[2025] UKUT 00138 (LC)
Upper Tribunal Lands Chamber

[2025] UKUT 00138 (LC)

Fecha: 02-May-2025

The authority’s case about NR’s requirement to date

The authority’s case about NR’s requirement to date

62.

For the authority, Mr Heubeck expressed confidence in NR’s data, and it was argued that because NR expressed doubt about some of its figures (the shaded cells in tables 1 and 1a above) the rest could be taken as correct. Mr Heubeck took the physical stockpile count from July 2022 (526,278) and observed that by 31 March 2022 NR had used 263,481 sleepers (column 3 of table 1 above). 133,151 sleepers are said to have been withdrawn in 2022/23, and so he suggested that one quarter of 133,151 might have been used between April and July 2022. Accordingly, Mr Heubeck said, if the July 2022 count was right, then the stockpile in total was (526,278 + 263,481 + 33,288) = 823,047.

63.

Mr Heubeck then took the claimant’s own sales data, which have not been challenged, and subtracted from them the number of sleepers said by NR to have been purchased from the claimant for use at work sites (table 1a, paragraph 55 above). If those figures are correct then the claimant sent 525,386 sleepers to the stockpile:

Table 2: Mr Heubeck’s calculation of sleepers sent by the claimant to the stockpile

Claimant’s sales data

Subtract claimant’s sales for work sites

Totals

17/18

303,437

153,941

149,496

18/19

222,881

28,774

194,107

19/20

181,849

66

181,783

525,386

64.

◇ ◇ ◇ ◇ ◇

*REQUIRED ACTION 1*: Restate the passage of the tribunal decision that begins with the words "Fecha: 02-May-2025" and ends with "33,288) = 823,047.", swapping "sleepers" for "railway ties" throughout.
*REQUIRED ACTION 2*: Please carry on writing the tribunal decision from its last line.

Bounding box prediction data
◇ ◇ ◇ ◇ ◇

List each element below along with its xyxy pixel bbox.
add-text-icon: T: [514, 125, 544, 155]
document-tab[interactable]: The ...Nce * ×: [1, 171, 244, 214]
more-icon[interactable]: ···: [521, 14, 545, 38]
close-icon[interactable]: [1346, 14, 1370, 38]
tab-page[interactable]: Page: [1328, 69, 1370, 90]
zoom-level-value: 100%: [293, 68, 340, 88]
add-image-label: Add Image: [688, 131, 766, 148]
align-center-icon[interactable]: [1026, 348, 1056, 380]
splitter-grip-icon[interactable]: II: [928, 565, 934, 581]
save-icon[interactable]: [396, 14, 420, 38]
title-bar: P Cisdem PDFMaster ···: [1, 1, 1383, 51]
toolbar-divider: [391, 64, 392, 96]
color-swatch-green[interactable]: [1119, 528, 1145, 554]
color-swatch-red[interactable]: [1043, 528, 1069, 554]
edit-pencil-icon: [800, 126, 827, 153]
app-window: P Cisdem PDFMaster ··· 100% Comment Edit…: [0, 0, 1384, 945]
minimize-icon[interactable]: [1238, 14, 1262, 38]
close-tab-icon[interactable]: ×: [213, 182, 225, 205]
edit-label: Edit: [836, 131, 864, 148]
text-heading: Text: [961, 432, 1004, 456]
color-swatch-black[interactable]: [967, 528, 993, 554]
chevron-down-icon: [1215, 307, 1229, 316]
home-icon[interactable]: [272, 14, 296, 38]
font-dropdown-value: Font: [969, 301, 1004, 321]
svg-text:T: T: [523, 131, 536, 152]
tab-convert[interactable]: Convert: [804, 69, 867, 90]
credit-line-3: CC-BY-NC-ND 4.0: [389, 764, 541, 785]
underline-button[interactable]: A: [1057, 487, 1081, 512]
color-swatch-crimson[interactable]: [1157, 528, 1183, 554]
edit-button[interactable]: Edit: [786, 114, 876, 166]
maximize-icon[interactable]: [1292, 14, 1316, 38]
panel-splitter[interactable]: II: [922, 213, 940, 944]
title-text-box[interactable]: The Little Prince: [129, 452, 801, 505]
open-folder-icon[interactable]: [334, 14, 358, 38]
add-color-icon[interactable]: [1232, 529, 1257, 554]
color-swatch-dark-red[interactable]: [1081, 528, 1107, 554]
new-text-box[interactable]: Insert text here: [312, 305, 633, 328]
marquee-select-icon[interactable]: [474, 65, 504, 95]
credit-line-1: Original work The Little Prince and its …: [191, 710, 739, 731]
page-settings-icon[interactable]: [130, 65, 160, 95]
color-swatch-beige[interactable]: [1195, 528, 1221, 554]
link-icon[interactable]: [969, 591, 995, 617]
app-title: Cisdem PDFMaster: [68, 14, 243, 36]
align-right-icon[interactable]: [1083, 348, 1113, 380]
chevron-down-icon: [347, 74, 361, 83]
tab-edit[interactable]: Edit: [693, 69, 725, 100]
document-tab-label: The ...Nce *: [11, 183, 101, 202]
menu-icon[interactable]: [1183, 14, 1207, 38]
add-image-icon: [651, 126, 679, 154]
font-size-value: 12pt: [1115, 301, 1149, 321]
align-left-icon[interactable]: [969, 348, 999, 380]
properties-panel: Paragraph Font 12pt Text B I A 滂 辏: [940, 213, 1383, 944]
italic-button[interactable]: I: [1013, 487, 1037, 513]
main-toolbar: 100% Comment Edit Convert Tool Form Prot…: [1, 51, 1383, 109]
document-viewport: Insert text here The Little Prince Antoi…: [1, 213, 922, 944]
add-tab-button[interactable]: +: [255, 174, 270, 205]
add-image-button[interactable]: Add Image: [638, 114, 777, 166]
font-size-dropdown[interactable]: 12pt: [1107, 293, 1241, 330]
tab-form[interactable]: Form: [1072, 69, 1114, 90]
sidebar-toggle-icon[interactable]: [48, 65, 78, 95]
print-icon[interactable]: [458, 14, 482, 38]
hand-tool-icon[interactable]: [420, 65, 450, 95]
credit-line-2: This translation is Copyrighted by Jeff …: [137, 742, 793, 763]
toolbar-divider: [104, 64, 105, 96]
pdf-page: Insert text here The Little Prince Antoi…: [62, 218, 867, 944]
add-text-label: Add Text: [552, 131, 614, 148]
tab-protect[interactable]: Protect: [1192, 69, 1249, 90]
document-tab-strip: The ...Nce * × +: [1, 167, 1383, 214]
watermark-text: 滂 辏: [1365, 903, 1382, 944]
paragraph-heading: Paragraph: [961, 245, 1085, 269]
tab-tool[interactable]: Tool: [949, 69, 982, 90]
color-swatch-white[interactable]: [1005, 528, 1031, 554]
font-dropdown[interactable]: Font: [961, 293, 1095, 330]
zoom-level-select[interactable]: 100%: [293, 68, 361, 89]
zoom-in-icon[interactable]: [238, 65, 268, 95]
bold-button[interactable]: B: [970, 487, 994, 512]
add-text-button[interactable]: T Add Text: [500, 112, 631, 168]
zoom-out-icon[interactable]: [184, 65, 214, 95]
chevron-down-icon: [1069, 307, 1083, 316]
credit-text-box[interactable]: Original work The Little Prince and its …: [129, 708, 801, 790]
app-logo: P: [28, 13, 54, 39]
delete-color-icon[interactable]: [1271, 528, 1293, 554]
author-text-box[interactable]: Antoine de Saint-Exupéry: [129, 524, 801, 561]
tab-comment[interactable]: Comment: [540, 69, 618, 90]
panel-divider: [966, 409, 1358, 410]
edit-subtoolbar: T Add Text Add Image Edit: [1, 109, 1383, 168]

◇ ◇ ◇ ◇ ◇

*TASK OUTPUT 1*:
Fecha: 02-May-2025

The authority’s case about NR’s requirement to date

The authority’s case about NR’s requirement to date

62.

For the authority, Mr Heubeck expressed confidence in NR’s data, and it was argued that because NR expressed doubt about some of its figures (the shaded cells in tables 1 and 1a above) the rest could be taken as correct. Mr Heubeck took the physical stockpile count from July 2022 (526,278) and observed that by 31 March 2022 NR had used 263,481 railway ties (column 3 of table 1 above). 133,151 railway ties are said to have been withdrawn in 2022/23, and so he suggested that one quarter of 133,151 might have been used between April and July 2022. Accordingly, Mr Heubeck said, if the July 2022 count was right, then the stockpile in total was (526,278 + 263,481 + 33,288) = 823,047.

*TASK OUTPUT 2*:
We have not yet heard evidence from the forensic accountants, but it is useful to be aware of the use the authority’s forensic accountant made of that figure. Mr Adam Smith, for the authority, expressed the view that sleepers sold for the stockpile in the real world would have been sold for track between 2020 and 2024. He therefore subtracted 500,000 (rounding Mr Heubeck’s 525,386) from the claimant’s sales data in 2017/18 to 2019/20 (making the assumption that what the claimant would have sold during those years would otherwise have been unchanged) and then spread the 500,000 evenly across the following four years. Thus on the authority’s (as yet untested) case 500,000 sleepers sold at an inflated price in the real world would have been sold for far less, and later, in the no scheme world. The claimant resists that conclusion. This decision is not about the accountants’ evidence, but we mention Mr Smith’s calculation in order to explain why the parties attached a great deal of importance to the stockpile figures.